What you will do
A: Using the Adaptive Pipeline text, explain in one to three sentences what the Reader → CPU Workers → Direct Writer pattern is said to accomplish.
B: Answer these questions from the Adaptive Pipeline text:
(i) What throughput was measured on 1GB files?
(ii) What enforces the absence of unwrap/expect/panic in production code?
(iii) Which crate holds the pure business logic?

Skip to content

Adaptive Rust pipeline for high-throughput file processing—dynamic chunking, parallelism, AES/ChaCha encryption, backpressure, and Prometheus/tracing.

License

Notifications You must be signed in to change notification settings

abitofhelp/adaptive_pipeline

Repository files navigation

Adaptive Pipeline

A production-grade, high-performance file processing system built with Rust, featuring advanced concurrency patterns, adaptive performance optimization, and enterprise-level reliability.

License Rust crates.io

⚡ 800+ MB/s sustained throughput | 🎯 Zero-panic production code | 🔐 Enterprise-grade security

Benchmarked on Mac Pro 2019 (Intel Xeon W-3235, 12-core, NVMe SSD): 811 MB/s on 100MB files, 822 MB/s on 1GB files. Run adaptive_pipeline benchmark to measure on your hardware.

🚀 What Makes This Different

This isn't just another file processor - it's a showcase of advanced Rust patterns and production engineering:

  • ⚡ Blazing Fast: 800+ MB/s sustained throughput with optimized chunk-based parallelism
  • 🔄 Smart Concurrency: Reader → CPU Workers → Direct Writer pattern eliminates bottlenecks
  • 🎯 Adaptive Performance: Self-tuning chunk sizes and worker scaling (or manual optimization for 20-60% gains)
  • 🛡️ Zero-Panic Production: No unwrap/expect/panic in production code - enforced by CI
  • 🔐 Enterprise Security: AES-256-GCM, ChaCha20-Poly1305, Argon2 KDF, secure key management
  • 📊 Observable: Prometheus metrics endpoint, structured tracing, real-time dashboards

📦 Workspace Structure

This project is organized as a multi-crate workspace following Clean Architecture principles:

Crate Purpose Documentation
adaptive-pipeline Application & infrastructure layers, CLI README
adaptive-pipeline-domain Pure business logic, DDD entities & services README
adaptive-pipeline-bootstrap Platform abstraction, signal handling, DI README

Each crate is independently publishable on crates.io and has its own comprehensive documentation.

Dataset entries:
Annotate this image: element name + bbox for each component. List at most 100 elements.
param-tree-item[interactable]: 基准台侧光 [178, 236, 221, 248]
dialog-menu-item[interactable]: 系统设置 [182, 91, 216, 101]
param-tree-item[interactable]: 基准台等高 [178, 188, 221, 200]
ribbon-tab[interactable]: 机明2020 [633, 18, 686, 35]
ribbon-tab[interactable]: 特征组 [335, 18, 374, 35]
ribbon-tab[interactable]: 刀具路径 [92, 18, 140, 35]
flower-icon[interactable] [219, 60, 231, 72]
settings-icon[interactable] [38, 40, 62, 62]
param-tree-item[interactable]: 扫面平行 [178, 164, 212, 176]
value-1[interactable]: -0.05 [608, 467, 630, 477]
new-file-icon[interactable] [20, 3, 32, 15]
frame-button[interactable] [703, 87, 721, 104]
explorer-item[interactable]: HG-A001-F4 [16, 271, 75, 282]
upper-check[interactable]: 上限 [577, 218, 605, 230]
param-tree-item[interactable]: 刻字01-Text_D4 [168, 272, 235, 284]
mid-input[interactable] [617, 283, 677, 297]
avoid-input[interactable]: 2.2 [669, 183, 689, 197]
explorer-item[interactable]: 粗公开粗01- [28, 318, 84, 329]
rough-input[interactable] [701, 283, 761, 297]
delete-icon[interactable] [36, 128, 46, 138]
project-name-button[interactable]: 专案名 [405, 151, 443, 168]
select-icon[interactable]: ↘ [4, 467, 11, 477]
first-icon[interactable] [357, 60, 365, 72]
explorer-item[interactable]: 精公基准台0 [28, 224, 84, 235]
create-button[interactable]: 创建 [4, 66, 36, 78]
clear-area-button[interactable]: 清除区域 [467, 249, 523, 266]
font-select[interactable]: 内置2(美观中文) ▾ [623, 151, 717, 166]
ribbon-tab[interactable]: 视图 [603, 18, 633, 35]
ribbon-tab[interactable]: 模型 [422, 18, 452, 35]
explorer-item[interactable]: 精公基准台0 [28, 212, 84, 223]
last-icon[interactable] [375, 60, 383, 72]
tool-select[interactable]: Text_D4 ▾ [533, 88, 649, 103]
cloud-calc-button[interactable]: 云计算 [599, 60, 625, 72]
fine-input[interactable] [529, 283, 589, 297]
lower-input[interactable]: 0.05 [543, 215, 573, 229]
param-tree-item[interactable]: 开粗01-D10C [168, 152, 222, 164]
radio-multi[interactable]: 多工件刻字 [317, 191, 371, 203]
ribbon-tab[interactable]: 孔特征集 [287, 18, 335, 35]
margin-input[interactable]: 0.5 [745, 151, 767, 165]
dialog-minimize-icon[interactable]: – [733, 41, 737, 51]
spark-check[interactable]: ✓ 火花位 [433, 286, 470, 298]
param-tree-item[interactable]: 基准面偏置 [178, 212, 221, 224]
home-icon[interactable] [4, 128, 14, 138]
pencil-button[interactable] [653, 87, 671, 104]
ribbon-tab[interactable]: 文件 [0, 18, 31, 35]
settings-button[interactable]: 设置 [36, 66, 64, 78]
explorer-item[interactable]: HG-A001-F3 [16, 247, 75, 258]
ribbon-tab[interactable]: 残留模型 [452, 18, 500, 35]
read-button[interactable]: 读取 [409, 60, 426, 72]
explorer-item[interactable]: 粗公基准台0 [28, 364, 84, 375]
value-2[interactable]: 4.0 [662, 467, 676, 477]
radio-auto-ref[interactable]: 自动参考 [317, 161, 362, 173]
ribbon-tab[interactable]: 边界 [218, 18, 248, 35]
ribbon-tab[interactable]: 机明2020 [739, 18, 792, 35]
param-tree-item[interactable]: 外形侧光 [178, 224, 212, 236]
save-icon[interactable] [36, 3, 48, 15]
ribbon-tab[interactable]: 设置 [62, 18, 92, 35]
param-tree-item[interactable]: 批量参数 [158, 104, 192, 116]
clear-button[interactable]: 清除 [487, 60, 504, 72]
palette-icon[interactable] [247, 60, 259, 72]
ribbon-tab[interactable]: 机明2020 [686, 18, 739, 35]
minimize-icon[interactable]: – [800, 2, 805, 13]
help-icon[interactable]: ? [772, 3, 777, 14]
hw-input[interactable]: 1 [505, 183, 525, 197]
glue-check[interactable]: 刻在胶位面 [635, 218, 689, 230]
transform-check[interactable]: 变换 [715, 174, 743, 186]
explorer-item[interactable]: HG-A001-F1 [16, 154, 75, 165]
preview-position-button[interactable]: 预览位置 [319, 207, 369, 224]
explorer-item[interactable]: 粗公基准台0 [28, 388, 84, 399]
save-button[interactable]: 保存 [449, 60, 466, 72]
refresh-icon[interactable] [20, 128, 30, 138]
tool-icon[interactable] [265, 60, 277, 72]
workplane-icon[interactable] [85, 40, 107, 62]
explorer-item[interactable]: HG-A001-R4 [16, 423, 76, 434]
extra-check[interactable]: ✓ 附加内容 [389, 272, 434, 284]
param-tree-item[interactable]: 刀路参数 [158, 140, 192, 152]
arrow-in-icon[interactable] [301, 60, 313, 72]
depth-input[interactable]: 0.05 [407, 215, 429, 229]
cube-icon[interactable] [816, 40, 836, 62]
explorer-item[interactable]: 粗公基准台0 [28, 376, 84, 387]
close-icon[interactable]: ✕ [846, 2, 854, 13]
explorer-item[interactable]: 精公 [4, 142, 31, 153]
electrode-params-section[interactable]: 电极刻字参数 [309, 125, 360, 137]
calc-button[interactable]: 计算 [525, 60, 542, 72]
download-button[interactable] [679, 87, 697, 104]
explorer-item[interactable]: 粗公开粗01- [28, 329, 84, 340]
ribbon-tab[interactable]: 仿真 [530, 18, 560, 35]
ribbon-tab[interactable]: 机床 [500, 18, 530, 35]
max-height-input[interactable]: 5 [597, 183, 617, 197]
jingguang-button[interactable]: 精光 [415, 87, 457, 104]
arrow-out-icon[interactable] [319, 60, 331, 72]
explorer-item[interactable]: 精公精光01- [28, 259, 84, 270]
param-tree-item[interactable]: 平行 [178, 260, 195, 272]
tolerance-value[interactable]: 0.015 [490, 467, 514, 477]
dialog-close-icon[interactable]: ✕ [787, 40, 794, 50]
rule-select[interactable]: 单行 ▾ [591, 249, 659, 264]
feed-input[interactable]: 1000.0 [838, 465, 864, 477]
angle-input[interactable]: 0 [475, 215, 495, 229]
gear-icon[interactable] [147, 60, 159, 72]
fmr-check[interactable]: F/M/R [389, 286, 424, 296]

Solutions per task
A: The text credits the Reader → CPU Workers → Direct Writer pattern with eliminating bottlenecks. It lists the pattern as the project's "Smart Concurrency" feature.

B:
(i) 822 MB/s.
(ii) CI.
(iii) adaptive-pipeline-domain.